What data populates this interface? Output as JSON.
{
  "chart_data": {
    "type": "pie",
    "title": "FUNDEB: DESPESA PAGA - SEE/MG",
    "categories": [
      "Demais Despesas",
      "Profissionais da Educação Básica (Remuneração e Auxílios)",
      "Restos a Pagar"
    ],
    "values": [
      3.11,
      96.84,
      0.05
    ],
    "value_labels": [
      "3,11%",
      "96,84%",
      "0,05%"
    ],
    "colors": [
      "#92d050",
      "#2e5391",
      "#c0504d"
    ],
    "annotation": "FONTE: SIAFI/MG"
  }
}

- - - -

Write the data out again in full and exactly.

- [Written solution]
What data populates this interface? Output as JSON.
{
  "chart_data": {
    "type": "pie",
    "title": "FUNDEB: DESPESA PAGA - SEE/MG",
    "categories": [
      "Demais Despesas",
      "Profissionais da Educação Básica (Remuneração e Auxílios)",
      "Restos a Pagar"
    ],
    "values": [
      3.11,
      96.84,
      0.05
    ],
    "value_labels": [
      "3,11%",
      "96,84%",
      "0,05%"
    ],
    "colors": [
      "#92d050",
      "#2e5391",
      "#c0504d"
    ],
    "annotation": "FONTE: SIAFI/MG"
  }
}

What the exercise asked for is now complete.